◆ DIRECTION ◆
Please report every line from the material that contains the word "this".

◆ EXTRACTED MATERIAL ◆
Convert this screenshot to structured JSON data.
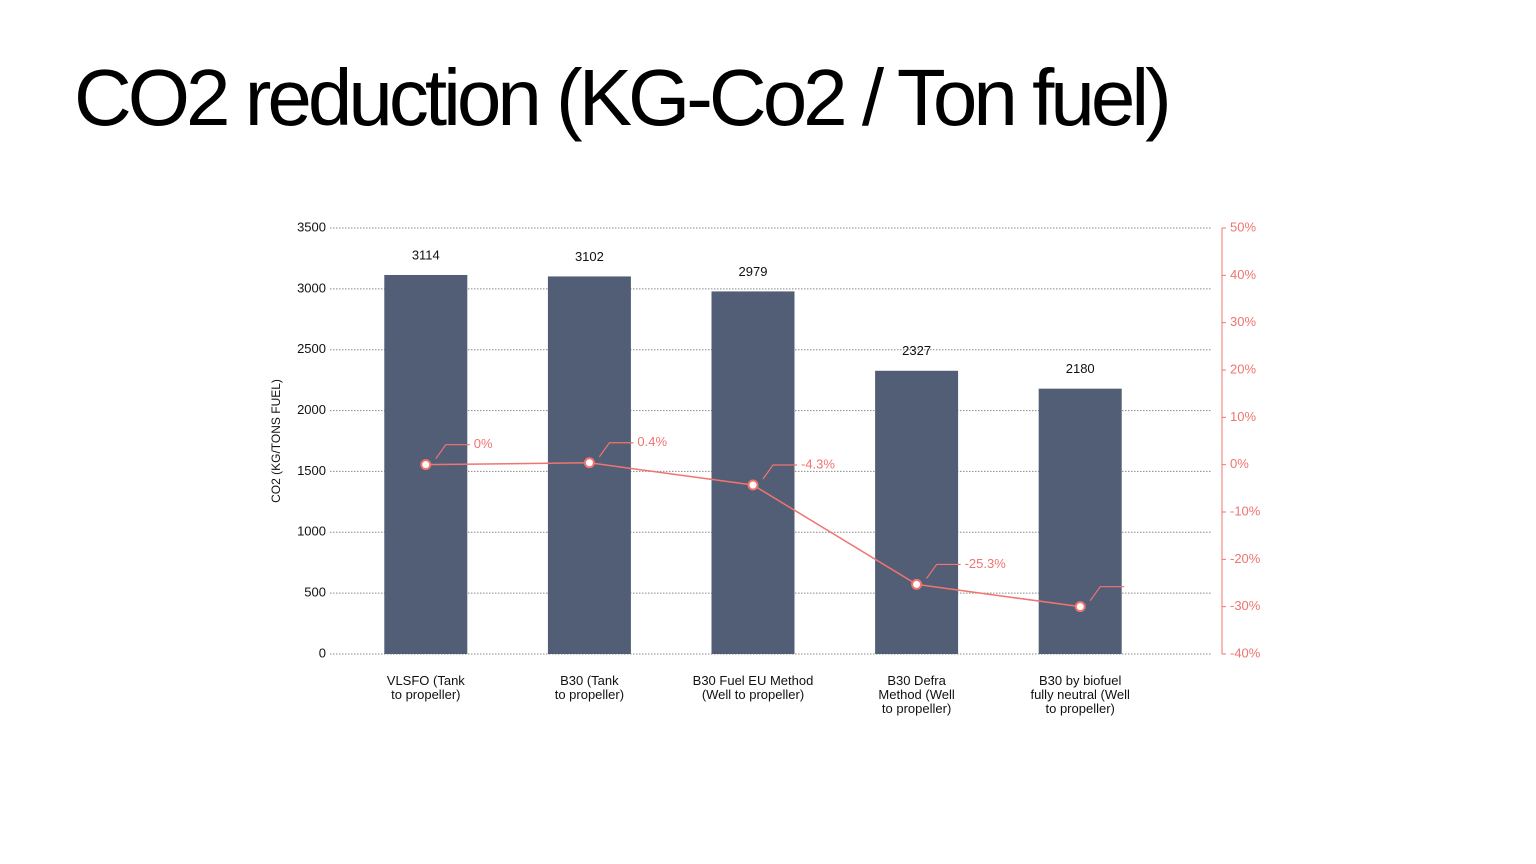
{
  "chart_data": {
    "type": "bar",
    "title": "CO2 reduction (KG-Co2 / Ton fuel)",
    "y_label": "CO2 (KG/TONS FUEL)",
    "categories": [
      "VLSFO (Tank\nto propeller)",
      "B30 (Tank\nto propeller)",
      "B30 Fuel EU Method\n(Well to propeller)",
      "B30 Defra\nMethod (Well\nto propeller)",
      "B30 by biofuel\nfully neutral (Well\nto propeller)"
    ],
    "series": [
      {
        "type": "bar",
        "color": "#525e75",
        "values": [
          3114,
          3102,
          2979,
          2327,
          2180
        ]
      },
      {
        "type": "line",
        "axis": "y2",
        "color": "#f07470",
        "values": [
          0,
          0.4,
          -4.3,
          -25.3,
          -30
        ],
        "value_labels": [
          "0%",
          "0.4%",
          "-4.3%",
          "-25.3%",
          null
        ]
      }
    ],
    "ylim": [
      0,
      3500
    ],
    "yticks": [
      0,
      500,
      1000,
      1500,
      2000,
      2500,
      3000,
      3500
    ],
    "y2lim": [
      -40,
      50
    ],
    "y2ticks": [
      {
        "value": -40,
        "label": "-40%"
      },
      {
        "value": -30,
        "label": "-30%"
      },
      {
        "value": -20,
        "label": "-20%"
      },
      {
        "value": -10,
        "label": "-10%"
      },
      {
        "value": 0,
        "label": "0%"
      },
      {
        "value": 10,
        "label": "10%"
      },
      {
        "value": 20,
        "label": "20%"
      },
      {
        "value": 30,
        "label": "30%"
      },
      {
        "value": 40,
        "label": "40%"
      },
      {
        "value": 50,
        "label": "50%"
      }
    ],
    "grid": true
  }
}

--

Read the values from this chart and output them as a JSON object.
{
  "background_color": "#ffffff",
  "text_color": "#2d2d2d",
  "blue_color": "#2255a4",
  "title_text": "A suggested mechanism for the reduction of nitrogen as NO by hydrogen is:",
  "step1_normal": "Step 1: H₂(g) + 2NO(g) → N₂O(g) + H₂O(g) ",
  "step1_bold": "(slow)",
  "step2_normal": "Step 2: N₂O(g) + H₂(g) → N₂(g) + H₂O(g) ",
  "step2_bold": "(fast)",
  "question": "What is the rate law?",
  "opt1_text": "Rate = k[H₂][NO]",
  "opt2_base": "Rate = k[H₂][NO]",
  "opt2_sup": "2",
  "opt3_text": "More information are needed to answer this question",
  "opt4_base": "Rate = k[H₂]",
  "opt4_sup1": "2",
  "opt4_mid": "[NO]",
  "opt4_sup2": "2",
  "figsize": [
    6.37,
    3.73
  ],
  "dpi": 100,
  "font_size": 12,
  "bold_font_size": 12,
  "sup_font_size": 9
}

◆ COMPLETE OUTPUT ◆
Convert this screenshot to structured JSON data.
Read the values from this chart and output them as a JSON object.
  "opt3_text": "More information are needed to answer this question",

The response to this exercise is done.